Given instruction:
Find each line with the word "screenshot" and copy it.

+-------+

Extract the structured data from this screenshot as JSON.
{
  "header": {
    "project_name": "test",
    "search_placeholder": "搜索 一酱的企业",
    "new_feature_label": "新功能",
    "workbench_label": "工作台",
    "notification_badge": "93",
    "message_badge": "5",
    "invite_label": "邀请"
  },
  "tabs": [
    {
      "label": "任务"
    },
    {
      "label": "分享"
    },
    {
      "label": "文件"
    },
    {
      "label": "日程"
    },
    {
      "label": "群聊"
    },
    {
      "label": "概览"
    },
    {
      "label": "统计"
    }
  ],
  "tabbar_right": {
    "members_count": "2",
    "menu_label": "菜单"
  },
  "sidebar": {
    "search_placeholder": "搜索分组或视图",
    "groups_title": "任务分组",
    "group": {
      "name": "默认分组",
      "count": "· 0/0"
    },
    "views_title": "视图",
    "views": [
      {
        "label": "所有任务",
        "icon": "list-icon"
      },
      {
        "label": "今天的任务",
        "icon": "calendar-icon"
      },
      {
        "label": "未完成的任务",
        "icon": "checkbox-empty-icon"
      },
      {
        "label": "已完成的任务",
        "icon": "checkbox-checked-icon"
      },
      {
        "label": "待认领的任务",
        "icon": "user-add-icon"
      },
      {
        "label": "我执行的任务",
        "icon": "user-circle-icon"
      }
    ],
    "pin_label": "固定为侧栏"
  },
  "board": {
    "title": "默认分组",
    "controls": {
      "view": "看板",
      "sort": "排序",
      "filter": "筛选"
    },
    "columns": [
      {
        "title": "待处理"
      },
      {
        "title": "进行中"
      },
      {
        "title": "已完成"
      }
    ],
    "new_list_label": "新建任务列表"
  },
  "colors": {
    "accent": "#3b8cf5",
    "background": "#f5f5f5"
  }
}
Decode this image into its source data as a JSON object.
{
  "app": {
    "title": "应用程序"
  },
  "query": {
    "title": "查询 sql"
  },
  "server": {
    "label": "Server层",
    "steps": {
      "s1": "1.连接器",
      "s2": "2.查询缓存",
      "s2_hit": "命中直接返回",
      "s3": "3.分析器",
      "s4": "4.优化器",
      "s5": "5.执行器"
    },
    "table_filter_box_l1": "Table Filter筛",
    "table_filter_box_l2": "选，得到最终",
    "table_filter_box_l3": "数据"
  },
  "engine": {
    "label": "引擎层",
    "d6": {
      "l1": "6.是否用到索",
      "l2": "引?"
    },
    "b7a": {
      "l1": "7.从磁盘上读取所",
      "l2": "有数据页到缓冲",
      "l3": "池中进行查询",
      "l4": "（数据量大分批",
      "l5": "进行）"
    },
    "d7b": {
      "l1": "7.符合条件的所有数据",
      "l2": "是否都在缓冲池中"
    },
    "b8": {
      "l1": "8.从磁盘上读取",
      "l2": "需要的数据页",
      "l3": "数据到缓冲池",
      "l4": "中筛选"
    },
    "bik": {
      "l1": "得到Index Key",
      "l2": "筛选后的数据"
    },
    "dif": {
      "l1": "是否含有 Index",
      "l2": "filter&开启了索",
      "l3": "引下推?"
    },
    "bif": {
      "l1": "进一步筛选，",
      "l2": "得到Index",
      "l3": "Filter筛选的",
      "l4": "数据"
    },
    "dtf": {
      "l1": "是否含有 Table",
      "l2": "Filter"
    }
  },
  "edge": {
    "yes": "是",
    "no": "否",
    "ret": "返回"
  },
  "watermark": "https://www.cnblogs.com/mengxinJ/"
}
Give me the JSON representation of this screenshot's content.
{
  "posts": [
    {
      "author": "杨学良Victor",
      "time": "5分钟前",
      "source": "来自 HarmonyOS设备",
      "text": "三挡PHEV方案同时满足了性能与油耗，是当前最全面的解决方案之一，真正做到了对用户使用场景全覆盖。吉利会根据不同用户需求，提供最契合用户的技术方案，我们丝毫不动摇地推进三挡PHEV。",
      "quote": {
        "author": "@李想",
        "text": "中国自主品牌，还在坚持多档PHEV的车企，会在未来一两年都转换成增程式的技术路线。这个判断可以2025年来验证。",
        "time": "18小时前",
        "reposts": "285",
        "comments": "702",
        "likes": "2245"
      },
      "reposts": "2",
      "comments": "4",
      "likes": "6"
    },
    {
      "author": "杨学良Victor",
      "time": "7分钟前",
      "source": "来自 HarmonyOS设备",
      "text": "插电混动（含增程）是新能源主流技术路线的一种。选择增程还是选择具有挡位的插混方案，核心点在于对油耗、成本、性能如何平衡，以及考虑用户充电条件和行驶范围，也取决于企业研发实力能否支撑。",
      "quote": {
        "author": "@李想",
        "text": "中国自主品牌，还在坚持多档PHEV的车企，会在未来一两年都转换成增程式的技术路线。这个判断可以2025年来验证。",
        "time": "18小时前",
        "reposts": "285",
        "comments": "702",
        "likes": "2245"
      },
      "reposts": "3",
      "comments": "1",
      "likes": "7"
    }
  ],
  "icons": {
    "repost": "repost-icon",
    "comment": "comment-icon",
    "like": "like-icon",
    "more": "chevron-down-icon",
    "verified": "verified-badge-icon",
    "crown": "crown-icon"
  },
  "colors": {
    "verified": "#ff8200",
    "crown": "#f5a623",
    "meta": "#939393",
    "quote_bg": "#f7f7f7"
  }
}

+-------+

Solved exercise:
Extract the structured data from this screenshot as JSON.
Give me the JSON representation of this screenshot's content.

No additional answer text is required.